Artículo:

========

Leyendas de la Alcarama
Leyendas de la Alcarama narran una historia de amor que transcurre en los años cuarenta del pasado siglo, y que sirve al autor como pretexto para volver a la Alcarama, en las Tierras Altas de Soria, y a su forma de vida ancestral, su paisaje, sus tradiciones, sus gentes, las inquietudes de un pueblo sobrio y resignado a su vida elemental, todo ello jalonado aquí de leyendas medievales. Estas Leyendas de la Alcarama de Abel Hernández, junto a sus Historias de la Alcarama y El caballo de cartón, están llamadas a formar parte de la historia de la literatura castellana, de la gran literatura sobre Castilla. Las Leyendas nos muestran que «la vida en estas Tierras Altas no dista mucho de la que regía la época medieval». La épica, los mitos, las leyendas, las supersticiones, atraviesan los siglos y aparecen vivos en los ritos y las mentalidades de las gentes que pueblan la obra de Abel Hernández para conmover al lector de hoy, trasladándole a un tiempo y una forma de vida que en el pasado parecieron inmóviles, y de los que hoy apenas quedan vestigios y la belleza inalterada de esa tierra.
«-¿Y qué diferencia hay entre historia y leyenda? —se atrevió a preguntar Esteban.
-Muchas veces se confunden, porque son inseparables -respondió el de la muía-. A mi parecer, la historia se queda en lo de fuera, en lo material, en lo aparente, y las leyendas encierran el alma de los pueblos.
-Pero ¿cuál es más verdadera?
-No lo sé, puede que la leyenda, por eso perdura más.»

========

Extractos de líneas:
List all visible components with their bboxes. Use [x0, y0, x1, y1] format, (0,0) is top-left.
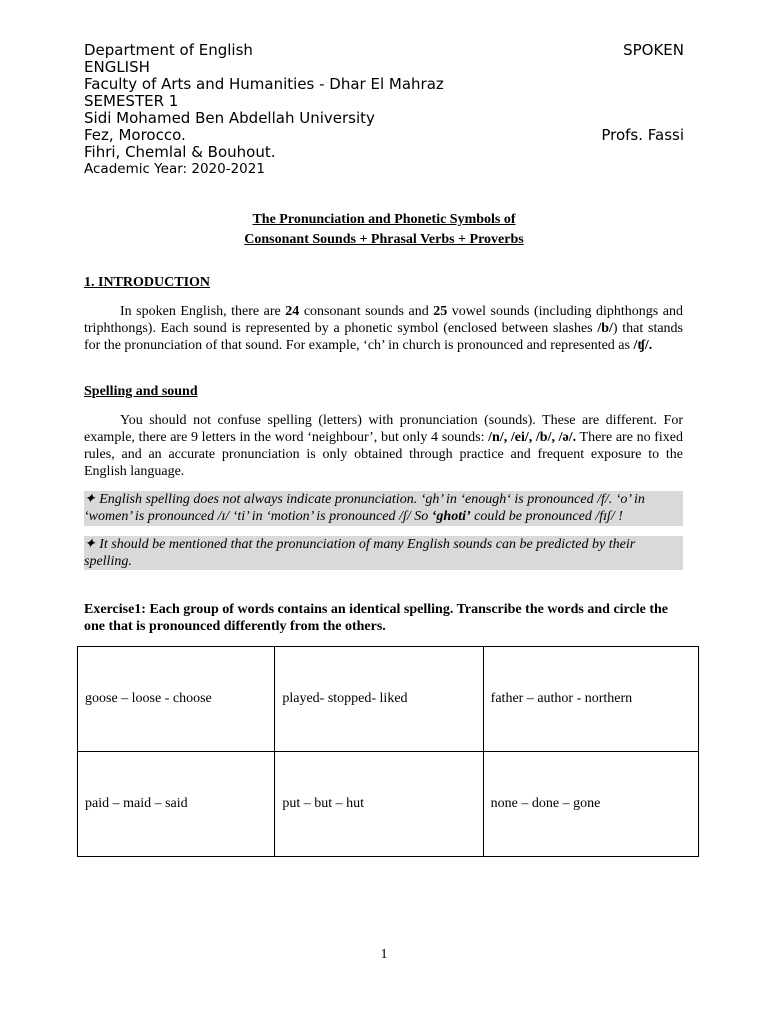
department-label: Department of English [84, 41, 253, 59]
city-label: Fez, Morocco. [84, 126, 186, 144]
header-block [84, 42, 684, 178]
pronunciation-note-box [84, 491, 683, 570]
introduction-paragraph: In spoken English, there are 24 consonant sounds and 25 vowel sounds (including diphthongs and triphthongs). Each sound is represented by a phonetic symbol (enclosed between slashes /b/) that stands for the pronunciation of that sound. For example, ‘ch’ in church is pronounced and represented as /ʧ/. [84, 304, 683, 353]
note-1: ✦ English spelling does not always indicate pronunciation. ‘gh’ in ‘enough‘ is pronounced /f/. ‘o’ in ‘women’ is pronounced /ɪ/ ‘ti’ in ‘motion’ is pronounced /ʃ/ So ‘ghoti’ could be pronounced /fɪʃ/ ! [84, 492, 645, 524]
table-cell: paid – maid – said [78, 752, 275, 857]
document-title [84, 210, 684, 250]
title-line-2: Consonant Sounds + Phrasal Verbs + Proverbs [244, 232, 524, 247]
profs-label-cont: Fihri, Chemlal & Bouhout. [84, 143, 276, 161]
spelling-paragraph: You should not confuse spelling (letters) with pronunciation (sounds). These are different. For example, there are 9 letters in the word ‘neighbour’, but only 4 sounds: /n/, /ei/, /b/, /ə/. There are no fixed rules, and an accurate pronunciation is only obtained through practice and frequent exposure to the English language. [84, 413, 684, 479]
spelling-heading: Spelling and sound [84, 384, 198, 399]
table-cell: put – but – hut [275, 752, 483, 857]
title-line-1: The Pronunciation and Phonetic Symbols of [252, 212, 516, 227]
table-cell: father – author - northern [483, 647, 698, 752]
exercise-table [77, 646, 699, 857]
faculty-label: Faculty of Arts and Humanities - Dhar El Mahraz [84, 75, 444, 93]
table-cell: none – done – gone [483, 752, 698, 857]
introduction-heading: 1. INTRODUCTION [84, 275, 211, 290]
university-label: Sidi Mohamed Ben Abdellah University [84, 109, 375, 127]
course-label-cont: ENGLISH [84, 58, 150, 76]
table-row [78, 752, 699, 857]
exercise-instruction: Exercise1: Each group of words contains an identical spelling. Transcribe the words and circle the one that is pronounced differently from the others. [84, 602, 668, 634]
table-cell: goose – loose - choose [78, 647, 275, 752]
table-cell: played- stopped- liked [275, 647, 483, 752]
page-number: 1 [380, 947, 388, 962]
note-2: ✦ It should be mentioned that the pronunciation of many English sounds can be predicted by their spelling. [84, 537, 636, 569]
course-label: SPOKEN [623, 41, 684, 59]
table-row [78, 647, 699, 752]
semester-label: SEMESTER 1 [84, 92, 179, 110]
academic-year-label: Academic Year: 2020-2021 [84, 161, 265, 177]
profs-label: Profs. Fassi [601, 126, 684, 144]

========

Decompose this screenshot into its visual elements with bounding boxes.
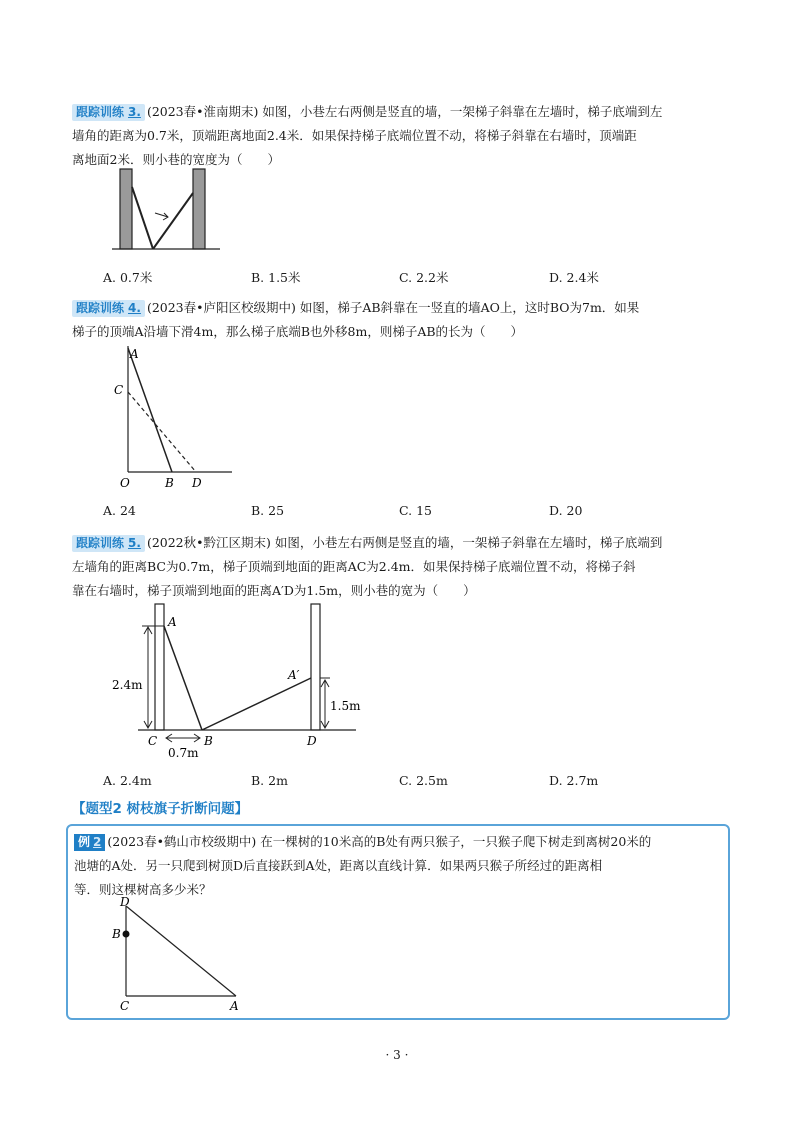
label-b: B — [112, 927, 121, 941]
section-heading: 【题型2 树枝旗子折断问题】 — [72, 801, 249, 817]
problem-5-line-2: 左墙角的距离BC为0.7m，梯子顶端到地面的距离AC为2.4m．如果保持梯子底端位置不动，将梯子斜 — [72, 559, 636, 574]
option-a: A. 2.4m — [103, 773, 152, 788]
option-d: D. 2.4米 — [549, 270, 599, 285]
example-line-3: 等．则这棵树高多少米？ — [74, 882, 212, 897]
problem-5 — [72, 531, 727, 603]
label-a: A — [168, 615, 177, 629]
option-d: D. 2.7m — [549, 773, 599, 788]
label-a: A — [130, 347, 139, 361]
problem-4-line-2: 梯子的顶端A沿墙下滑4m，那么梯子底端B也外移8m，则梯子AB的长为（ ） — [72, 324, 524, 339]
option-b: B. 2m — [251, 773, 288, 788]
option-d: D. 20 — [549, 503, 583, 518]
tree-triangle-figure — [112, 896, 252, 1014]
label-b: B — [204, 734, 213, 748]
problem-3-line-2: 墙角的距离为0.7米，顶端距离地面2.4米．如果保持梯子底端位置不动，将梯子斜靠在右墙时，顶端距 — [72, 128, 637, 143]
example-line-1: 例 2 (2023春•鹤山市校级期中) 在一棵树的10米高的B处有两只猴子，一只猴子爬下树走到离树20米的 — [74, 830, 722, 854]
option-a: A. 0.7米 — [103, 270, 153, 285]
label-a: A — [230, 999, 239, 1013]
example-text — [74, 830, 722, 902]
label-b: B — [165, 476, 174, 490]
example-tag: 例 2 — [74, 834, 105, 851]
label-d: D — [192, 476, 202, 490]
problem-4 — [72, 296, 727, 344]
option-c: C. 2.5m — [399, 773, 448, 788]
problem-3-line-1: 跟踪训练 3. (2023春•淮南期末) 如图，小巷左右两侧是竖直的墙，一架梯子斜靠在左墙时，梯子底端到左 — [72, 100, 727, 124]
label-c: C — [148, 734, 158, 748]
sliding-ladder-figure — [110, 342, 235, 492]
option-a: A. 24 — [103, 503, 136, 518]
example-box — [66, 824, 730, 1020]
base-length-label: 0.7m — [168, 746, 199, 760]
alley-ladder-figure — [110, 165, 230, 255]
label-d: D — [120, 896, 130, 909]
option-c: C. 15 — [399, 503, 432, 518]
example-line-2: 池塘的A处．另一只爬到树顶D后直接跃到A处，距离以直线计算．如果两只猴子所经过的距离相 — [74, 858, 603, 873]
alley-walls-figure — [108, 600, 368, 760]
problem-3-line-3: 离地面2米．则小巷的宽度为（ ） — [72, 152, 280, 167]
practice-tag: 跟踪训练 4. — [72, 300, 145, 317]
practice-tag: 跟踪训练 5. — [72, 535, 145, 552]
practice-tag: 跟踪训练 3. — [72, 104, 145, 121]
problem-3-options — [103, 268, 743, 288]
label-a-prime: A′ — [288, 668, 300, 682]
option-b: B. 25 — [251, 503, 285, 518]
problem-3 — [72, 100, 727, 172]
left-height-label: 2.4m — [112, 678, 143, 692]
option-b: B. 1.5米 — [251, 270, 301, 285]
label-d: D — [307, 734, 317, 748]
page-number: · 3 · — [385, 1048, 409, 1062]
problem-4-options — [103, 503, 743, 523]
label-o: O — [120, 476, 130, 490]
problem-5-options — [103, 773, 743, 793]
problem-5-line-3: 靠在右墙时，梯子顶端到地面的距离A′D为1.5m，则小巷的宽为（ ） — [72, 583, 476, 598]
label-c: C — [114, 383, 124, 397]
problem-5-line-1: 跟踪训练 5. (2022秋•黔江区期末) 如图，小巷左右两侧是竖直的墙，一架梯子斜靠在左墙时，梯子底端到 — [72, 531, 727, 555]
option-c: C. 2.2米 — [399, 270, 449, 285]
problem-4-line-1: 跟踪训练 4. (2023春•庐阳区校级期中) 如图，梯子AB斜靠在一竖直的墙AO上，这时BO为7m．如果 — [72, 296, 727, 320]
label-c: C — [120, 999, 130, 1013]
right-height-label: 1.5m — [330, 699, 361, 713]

========

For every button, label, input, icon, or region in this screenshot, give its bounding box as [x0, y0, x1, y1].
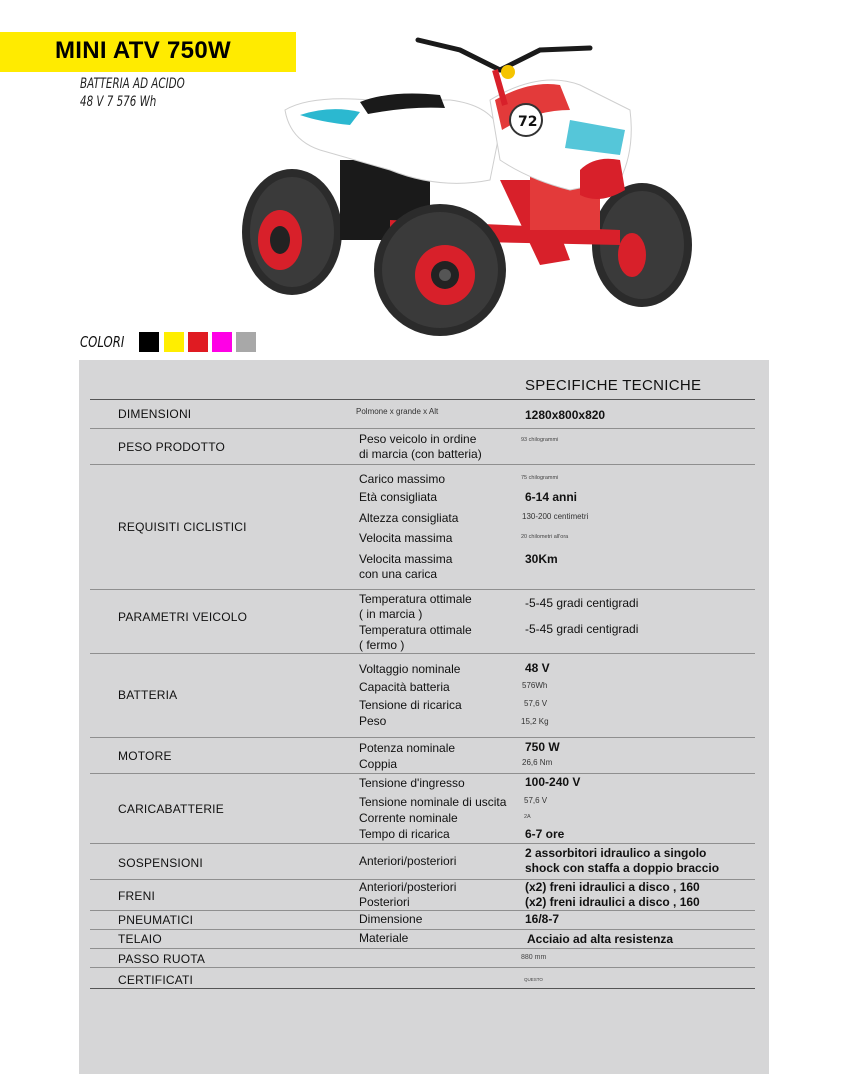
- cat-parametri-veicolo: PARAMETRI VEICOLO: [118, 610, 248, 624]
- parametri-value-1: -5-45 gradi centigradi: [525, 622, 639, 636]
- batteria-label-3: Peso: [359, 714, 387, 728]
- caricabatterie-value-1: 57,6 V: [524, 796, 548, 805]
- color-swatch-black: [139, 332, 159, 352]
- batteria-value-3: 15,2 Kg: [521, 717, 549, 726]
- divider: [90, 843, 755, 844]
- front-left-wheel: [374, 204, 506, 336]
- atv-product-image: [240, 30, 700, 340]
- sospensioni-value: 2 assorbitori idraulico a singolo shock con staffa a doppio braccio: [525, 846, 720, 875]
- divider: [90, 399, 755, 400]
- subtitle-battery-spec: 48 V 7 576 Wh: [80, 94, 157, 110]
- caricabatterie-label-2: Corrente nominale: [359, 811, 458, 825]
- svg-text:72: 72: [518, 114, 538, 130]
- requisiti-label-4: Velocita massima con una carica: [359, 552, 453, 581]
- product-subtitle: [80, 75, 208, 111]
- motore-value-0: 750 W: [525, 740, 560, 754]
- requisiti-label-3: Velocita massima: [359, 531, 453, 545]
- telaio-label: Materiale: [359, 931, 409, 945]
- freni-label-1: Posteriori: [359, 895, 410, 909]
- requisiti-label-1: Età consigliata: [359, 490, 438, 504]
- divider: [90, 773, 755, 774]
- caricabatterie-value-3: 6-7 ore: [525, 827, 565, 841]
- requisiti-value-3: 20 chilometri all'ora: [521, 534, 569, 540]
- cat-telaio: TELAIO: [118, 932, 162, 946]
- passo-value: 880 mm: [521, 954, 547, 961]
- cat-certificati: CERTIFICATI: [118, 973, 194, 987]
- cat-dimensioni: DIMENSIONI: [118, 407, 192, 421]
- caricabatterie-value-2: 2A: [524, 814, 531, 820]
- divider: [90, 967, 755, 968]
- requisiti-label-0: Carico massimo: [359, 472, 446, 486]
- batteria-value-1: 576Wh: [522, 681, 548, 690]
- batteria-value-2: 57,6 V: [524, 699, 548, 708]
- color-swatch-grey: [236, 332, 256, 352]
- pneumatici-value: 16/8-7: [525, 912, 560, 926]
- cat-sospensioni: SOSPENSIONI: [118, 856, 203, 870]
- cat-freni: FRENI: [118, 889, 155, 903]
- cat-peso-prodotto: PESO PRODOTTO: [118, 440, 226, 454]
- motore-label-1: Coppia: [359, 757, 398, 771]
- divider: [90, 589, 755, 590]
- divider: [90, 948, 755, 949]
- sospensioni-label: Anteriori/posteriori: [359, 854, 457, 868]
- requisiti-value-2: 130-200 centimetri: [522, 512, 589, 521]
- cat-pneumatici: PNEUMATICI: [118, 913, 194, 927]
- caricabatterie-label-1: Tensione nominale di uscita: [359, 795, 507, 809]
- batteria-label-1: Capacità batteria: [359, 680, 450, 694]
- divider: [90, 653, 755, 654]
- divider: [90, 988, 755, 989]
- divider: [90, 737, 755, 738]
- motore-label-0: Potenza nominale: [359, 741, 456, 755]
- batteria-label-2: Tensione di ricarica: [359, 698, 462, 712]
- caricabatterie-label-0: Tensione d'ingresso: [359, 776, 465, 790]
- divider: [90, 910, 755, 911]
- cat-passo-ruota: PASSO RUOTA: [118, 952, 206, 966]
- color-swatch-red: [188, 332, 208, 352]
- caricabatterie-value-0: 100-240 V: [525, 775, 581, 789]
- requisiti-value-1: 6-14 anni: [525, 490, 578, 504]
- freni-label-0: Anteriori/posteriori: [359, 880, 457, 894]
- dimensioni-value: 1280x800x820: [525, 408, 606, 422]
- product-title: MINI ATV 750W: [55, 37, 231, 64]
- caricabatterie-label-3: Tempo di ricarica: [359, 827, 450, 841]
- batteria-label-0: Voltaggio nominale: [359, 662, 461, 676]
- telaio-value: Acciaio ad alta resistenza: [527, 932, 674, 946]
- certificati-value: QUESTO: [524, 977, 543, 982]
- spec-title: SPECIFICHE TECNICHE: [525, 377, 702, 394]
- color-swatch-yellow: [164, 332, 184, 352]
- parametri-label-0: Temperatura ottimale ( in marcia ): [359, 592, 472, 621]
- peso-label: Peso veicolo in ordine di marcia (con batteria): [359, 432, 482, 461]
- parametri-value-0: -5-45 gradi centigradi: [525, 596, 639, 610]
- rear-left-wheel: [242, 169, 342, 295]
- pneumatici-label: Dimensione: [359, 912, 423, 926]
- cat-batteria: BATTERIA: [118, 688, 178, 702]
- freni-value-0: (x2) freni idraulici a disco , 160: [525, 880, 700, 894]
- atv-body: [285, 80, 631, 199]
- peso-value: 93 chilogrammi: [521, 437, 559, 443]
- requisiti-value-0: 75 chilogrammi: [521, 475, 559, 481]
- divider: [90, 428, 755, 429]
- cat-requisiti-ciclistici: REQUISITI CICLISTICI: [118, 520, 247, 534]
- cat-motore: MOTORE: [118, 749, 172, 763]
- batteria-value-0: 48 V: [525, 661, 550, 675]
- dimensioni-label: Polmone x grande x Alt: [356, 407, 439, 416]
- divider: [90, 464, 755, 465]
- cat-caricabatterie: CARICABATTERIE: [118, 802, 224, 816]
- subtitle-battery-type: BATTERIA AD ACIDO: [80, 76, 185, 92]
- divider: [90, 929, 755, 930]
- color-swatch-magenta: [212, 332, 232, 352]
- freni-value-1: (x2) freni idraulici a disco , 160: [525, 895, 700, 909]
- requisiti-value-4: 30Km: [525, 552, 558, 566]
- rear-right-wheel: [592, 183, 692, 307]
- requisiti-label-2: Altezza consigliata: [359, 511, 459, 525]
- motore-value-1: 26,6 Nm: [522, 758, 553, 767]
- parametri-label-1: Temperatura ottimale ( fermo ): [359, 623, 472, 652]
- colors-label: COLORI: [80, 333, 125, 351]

========

Problema breve 1:
Reproduce el fragmento del artículo que empieza en las palabras "-Muchas veces se" y termina después de "de los pueblos.".
Problema breve 2:
Según el artículo, ¿en qué época transcurre la historia de amor que narran las Leyendas de la Alcarama?

Resultado 1:
-Muchas veces se confunden, porque son inseparables -respondió el de la muía-. A mi parecer, la historia se queda en lo de fuera, en lo material, en lo aparente, y las leyendas encierran el alma de los pueblos.

Resultado 2:
En los años cuarenta del pasado siglo.